■ **YOUR OBJECTIVE**: Return only this: the line with "Transcribe the text in this document." and all the lines that follow it below, through the final one, exactly as they are.

-- Start RECORDS SHOWN --

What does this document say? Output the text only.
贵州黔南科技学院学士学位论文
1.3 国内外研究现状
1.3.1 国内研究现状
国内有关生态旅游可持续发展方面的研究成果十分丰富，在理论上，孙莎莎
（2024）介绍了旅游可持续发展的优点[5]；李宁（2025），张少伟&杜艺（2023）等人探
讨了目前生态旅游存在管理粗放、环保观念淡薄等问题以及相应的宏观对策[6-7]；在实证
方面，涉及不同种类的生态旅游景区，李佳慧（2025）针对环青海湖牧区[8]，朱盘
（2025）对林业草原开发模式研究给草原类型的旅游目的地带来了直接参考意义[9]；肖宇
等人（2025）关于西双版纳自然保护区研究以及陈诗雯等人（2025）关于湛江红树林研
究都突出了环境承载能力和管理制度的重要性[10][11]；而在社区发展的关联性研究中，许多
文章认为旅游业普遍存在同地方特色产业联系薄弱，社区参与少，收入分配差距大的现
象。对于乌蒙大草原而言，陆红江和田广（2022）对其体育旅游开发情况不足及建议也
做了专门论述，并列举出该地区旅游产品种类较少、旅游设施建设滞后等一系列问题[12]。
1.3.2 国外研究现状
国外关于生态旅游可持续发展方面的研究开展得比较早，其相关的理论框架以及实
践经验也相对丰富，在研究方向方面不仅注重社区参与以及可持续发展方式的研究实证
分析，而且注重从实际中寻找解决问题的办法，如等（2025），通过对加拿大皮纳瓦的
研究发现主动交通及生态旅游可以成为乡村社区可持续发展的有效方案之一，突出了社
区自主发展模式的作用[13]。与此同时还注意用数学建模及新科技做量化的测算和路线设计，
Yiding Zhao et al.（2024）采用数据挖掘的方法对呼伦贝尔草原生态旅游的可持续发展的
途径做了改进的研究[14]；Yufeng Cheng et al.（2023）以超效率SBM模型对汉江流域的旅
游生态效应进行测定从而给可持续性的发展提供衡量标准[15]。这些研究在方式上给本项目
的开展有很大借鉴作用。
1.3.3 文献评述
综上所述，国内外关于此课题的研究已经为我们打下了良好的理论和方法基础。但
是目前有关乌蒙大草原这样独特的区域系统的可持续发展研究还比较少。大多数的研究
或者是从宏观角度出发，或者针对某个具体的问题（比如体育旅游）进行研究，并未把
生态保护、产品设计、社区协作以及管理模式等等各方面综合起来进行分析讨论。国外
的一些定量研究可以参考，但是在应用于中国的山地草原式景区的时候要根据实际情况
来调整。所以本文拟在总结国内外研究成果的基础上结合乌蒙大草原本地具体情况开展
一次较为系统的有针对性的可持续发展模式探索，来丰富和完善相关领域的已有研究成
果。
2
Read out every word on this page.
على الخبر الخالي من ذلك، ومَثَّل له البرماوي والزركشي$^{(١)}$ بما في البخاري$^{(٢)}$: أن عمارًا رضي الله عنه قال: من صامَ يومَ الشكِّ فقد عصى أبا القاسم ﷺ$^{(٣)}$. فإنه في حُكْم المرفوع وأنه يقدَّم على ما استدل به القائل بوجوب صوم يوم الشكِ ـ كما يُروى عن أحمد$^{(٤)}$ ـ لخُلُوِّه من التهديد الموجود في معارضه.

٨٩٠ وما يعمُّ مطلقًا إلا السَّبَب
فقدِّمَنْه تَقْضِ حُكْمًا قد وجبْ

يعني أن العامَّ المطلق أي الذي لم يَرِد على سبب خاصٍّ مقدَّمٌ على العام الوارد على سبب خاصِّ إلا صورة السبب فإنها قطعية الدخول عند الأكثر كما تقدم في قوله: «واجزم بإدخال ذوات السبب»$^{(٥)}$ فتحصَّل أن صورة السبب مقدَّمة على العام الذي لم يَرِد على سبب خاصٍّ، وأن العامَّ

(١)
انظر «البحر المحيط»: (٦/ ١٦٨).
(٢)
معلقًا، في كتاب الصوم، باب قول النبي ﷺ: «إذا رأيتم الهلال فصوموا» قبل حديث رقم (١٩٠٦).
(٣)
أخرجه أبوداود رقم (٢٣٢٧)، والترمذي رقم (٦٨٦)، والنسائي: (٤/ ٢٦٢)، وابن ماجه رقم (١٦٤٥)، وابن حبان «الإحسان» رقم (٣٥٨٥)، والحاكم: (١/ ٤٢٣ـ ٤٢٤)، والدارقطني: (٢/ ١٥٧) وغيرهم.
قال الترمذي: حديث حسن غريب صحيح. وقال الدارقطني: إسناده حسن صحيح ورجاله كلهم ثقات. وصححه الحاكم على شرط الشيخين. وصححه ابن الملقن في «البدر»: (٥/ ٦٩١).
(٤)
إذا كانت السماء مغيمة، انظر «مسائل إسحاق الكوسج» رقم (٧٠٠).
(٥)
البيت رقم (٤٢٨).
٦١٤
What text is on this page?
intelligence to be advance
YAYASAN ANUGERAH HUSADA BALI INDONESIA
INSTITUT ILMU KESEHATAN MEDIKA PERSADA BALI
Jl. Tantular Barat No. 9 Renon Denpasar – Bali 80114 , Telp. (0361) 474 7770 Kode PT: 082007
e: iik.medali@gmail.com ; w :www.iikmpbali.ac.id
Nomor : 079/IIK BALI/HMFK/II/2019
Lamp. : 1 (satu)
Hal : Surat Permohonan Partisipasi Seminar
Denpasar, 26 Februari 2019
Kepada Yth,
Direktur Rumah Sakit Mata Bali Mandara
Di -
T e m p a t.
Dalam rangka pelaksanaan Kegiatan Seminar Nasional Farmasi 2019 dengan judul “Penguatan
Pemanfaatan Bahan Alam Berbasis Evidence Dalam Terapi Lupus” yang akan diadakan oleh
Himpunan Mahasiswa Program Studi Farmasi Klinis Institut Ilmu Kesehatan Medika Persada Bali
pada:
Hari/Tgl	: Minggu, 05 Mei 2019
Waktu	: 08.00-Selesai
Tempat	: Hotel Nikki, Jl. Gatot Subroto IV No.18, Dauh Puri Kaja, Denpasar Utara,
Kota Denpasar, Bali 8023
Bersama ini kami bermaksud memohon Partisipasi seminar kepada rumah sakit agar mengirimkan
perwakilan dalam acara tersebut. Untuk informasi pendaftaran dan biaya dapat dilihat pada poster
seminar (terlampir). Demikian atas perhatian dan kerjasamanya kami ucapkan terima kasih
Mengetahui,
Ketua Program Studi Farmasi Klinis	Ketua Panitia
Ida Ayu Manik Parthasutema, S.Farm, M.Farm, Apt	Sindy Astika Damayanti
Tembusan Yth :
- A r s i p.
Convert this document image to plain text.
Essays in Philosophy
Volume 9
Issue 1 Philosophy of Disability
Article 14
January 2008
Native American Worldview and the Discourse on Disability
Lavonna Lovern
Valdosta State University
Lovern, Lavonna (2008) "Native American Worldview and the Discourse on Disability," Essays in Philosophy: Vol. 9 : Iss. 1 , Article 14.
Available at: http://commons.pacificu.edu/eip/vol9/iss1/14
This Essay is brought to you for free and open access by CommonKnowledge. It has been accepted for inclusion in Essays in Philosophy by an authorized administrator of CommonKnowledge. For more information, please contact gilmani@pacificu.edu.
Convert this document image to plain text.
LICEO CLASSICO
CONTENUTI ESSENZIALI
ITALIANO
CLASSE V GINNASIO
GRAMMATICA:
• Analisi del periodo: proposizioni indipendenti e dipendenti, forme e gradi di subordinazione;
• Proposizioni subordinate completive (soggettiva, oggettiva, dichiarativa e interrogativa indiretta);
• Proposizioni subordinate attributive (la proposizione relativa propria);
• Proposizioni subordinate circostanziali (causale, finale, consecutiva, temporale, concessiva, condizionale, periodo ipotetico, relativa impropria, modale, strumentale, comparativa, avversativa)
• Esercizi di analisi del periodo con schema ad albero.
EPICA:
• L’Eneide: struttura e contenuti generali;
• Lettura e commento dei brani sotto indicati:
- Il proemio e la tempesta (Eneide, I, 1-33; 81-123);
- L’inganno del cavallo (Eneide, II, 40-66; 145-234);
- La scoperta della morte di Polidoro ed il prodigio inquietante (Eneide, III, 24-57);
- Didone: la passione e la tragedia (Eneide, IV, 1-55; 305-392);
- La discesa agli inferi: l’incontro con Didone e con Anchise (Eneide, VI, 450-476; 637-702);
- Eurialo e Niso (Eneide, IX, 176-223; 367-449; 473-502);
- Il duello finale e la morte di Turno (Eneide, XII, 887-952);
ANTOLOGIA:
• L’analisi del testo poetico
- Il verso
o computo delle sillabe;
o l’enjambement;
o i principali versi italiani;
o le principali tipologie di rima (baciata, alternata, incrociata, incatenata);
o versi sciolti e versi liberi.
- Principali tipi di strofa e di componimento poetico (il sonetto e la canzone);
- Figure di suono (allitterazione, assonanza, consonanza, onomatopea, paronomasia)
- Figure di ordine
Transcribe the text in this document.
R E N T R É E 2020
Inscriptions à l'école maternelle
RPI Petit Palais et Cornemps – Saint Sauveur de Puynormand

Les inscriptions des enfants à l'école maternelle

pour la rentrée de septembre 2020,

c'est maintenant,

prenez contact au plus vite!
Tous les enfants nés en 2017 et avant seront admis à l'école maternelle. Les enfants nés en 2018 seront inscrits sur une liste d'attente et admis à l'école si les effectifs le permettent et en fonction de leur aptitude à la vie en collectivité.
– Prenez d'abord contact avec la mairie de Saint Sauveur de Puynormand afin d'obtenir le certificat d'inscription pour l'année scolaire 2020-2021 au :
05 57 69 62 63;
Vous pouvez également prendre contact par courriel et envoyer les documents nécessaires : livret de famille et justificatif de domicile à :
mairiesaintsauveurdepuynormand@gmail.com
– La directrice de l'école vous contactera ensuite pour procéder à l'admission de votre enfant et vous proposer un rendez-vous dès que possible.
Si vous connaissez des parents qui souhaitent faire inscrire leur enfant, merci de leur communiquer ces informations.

-- End RECORDS SHOWN --

■ **FINISHED ANSWER**:
Transcribe the text in this document.
R E N T R É E 2020
Inscriptions à l'école maternelle
RPI Petit Palais et Cornemps – Saint Sauveur de Puynormand

Les inscriptions des enfants à l'école maternelle

pour la rentrée de septembre 2020,

c'est maintenant,

prenez contact au plus vite!
Tous les enfants nés en 2017 et avant seront admis à l'école maternelle. Les enfants nés en 2018 seront inscrits sur une liste d'attente et admis à l'école si les effectifs le permettent et en fonction de leur aptitude à la vie en collectivité.
– Prenez d'abord contact avec la mairie de Saint Sauveur de Puynormand afin d'obtenir le certificat d'inscription pour l'année scolaire 2020-2021 au :
05 57 69 62 63;
Vous pouvez également prendre contact par courriel et envoyer les documents nécessaires : livret de famille et justificatif de domicile à :
mairiesaintsauveurdepuynormand@gmail.com
– La directrice de l'école vous contactera ensuite pour procéder à l'admission de votre enfant et vous proposer un rendez-vous dès que possible.
Si vous connaissez des parents qui souhaitent faire inscrire leur enfant, merci de leur communiquer ces informations.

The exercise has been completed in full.